**Exercise aim:**
Compile every line that includes the word "Soledad".

[Figure dataset records]
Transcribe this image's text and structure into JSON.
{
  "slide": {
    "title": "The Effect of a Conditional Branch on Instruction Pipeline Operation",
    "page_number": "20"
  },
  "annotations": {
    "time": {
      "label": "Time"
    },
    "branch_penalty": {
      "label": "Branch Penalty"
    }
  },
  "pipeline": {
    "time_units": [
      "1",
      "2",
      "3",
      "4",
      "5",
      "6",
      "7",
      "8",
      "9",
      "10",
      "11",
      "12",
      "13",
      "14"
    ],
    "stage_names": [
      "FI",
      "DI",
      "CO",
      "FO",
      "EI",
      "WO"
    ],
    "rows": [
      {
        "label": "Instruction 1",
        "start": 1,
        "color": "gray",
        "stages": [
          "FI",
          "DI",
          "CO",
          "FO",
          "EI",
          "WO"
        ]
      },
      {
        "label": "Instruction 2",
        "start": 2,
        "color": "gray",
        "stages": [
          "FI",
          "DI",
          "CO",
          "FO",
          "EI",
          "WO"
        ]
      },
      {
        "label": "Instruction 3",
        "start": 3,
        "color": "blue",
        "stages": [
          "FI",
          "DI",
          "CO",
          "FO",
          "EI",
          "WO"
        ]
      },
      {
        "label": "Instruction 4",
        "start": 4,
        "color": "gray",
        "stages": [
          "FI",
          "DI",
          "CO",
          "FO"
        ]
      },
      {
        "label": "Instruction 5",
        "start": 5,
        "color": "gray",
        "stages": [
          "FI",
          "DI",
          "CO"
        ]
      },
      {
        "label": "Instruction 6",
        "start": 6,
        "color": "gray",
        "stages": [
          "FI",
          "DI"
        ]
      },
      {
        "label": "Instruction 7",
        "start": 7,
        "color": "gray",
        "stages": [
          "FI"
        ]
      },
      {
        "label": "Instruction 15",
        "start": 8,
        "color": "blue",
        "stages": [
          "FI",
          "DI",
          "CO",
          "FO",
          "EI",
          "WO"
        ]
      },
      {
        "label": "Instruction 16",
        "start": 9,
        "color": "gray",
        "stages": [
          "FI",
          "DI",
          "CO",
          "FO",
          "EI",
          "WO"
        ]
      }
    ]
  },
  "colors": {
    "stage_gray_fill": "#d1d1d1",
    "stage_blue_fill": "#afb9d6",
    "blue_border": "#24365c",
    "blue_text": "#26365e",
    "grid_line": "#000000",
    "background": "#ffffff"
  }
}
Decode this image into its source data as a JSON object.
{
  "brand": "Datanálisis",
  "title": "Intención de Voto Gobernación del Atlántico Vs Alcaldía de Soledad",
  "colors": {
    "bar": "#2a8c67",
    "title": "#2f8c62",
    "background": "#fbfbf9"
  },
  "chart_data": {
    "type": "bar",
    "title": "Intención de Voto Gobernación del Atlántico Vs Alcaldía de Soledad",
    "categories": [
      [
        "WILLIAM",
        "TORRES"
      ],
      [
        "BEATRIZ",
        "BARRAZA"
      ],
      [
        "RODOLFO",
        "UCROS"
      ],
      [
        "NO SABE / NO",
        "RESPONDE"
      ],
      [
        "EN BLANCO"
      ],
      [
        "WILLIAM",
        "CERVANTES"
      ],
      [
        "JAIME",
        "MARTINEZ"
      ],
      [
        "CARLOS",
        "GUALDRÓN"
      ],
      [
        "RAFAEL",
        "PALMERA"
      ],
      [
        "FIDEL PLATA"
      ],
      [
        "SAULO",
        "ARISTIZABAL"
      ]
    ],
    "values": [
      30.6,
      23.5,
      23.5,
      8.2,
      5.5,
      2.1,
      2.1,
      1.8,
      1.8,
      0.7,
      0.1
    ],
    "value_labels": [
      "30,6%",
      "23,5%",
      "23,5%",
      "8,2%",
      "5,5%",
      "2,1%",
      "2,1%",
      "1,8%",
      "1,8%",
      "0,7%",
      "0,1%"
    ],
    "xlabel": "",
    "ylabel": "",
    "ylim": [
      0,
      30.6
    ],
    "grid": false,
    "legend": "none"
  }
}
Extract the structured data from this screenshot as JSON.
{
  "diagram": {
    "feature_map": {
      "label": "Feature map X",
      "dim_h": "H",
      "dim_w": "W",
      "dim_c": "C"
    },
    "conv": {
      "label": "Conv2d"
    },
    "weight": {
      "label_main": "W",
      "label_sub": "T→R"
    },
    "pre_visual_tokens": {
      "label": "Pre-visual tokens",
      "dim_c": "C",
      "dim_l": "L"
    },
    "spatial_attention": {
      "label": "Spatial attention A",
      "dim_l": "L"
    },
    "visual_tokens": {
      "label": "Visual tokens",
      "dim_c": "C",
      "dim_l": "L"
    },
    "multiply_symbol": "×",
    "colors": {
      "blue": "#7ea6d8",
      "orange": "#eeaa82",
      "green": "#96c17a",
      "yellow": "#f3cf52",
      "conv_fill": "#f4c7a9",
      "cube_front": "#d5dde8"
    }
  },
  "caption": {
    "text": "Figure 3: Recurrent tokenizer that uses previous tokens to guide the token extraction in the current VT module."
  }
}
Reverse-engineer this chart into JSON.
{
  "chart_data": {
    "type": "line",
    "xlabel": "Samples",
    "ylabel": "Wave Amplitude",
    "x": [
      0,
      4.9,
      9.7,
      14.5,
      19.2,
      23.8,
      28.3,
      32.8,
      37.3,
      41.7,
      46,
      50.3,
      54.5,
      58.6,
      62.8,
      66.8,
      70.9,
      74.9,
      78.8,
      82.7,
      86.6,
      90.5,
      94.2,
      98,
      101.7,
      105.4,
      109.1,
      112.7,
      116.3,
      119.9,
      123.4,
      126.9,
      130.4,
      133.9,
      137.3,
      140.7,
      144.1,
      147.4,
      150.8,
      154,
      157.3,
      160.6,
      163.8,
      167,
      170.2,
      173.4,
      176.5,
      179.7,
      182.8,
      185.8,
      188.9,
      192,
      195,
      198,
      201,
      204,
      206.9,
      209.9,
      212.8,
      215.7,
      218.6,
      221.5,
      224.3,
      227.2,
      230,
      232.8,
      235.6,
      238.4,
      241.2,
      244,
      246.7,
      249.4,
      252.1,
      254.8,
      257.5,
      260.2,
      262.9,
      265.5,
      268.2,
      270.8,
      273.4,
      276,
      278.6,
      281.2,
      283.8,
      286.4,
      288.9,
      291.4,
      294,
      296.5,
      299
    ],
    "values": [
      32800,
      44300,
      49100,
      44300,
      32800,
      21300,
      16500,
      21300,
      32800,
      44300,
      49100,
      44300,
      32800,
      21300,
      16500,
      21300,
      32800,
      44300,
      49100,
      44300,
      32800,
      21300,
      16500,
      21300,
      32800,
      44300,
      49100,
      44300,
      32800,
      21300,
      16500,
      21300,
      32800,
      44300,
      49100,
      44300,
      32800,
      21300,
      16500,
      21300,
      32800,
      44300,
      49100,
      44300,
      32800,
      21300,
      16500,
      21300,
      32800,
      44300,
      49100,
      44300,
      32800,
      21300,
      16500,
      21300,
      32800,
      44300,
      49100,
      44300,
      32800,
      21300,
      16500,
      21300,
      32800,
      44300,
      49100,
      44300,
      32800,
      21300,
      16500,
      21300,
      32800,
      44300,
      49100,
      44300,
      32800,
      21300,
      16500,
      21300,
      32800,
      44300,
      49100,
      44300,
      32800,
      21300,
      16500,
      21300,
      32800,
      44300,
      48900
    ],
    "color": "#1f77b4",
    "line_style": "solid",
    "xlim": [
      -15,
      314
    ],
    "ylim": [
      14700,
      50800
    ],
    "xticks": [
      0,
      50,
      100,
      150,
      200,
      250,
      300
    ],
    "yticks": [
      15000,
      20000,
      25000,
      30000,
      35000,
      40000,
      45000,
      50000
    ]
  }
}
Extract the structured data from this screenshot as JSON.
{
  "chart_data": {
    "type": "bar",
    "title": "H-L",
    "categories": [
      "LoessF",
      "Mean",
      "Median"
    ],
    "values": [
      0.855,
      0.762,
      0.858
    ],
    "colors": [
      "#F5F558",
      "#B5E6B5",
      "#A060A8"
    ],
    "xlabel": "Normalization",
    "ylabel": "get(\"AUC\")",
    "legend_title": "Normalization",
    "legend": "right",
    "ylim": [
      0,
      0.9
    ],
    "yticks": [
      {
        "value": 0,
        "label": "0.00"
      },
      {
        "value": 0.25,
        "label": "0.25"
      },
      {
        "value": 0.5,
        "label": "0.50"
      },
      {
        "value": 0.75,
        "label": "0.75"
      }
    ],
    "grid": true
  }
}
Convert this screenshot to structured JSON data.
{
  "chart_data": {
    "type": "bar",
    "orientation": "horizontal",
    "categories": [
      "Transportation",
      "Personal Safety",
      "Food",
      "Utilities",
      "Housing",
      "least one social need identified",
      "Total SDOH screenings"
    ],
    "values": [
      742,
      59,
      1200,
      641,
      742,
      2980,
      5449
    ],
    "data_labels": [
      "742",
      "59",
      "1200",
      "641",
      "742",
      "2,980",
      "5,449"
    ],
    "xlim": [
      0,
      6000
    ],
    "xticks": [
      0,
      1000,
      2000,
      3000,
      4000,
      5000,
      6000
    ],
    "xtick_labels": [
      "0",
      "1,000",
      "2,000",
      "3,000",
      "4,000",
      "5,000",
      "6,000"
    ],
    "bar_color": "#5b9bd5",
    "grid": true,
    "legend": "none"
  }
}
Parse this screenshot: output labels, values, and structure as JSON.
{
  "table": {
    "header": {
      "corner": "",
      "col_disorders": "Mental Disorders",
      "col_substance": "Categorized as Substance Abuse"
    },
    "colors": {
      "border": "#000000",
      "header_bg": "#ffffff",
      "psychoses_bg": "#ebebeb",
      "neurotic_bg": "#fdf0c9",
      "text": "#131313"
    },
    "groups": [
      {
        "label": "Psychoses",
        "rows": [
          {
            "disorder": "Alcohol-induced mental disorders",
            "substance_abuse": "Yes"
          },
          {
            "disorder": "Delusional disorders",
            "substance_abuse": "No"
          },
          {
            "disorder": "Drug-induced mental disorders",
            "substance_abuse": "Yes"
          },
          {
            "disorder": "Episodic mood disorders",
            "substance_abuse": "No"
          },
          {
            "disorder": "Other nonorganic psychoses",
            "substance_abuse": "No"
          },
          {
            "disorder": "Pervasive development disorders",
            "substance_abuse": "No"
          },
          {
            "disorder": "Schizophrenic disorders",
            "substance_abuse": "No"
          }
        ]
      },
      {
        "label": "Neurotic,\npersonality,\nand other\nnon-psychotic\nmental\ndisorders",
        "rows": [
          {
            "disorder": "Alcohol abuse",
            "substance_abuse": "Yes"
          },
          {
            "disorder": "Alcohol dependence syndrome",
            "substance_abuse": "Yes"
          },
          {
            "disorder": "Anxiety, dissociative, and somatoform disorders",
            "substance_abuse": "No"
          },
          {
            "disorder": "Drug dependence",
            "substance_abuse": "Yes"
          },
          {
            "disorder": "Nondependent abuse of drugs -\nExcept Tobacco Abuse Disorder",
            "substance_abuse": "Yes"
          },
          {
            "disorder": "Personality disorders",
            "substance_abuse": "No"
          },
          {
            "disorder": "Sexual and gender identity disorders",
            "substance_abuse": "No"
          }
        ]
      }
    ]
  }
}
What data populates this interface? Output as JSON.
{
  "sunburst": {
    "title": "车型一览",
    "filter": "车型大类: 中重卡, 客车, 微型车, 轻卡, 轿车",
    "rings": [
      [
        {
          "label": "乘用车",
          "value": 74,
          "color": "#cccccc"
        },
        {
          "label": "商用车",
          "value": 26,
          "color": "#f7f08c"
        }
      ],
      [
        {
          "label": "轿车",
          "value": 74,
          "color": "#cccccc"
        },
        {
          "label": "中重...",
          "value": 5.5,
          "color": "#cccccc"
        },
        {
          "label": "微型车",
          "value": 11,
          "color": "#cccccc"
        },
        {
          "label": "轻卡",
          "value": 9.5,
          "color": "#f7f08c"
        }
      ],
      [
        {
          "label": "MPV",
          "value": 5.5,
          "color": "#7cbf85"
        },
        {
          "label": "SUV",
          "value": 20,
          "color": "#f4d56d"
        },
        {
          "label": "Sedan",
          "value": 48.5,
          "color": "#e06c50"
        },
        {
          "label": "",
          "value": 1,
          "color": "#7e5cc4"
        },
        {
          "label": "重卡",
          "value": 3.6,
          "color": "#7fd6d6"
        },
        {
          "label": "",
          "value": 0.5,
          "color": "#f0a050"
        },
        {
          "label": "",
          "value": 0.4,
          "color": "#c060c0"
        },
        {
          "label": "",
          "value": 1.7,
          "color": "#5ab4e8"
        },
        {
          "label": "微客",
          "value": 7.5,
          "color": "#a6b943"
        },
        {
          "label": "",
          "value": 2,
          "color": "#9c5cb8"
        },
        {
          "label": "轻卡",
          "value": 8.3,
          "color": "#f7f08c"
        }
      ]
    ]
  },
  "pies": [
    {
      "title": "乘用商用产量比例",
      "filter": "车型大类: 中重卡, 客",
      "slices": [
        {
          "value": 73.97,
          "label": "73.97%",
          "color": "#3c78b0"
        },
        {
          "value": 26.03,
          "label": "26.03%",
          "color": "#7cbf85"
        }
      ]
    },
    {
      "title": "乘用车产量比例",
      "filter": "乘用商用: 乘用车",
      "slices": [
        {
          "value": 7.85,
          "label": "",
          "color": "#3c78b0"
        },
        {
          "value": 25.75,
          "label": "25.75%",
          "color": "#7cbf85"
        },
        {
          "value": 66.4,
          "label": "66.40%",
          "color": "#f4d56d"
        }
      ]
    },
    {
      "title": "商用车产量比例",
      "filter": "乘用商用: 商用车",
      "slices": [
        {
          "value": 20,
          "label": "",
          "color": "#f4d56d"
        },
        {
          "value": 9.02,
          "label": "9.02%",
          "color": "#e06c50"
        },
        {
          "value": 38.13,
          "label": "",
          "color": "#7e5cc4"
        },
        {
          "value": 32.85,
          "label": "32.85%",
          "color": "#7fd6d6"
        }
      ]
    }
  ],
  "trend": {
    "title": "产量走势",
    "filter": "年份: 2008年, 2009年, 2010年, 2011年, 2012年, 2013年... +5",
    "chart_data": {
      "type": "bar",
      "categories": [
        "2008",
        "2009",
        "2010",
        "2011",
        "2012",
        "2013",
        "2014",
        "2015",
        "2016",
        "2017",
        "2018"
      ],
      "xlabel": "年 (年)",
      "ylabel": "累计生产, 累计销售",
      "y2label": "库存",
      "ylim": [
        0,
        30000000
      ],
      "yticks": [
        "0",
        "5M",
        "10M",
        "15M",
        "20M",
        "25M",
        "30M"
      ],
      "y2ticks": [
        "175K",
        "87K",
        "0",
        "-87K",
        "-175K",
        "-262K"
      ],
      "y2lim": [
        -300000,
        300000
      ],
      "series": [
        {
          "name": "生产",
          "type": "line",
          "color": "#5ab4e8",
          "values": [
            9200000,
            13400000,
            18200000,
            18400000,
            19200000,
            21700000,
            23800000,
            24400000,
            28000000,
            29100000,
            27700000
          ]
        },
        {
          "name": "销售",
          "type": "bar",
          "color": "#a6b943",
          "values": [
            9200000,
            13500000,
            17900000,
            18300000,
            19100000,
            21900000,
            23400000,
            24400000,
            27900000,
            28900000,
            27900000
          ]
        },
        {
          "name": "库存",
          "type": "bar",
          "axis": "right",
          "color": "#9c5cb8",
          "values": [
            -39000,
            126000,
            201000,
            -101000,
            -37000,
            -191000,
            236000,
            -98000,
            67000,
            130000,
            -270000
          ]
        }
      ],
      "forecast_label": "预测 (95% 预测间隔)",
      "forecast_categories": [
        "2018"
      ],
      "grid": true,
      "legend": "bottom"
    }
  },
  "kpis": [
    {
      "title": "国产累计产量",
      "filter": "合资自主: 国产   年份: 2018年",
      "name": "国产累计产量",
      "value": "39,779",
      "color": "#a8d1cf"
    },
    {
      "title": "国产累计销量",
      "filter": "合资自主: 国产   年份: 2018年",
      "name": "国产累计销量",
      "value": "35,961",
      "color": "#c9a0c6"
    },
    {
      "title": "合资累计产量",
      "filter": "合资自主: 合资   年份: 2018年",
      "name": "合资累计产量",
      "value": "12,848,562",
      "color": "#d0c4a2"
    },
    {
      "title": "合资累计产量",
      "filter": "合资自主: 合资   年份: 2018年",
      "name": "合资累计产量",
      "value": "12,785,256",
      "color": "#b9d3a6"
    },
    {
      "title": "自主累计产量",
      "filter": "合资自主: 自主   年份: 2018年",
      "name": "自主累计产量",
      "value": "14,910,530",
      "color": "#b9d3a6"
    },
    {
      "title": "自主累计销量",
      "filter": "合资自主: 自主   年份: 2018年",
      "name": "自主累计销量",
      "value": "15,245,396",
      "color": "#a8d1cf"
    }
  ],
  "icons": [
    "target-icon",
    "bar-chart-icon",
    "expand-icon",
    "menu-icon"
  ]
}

**Worked solution:**
  "title": "Intención de Voto Gobernación del Atlántico Vs Alcaldía de Soledad",
    "title": "Intención de Voto Gobernación del Atlántico Vs Alcaldía de Soledad",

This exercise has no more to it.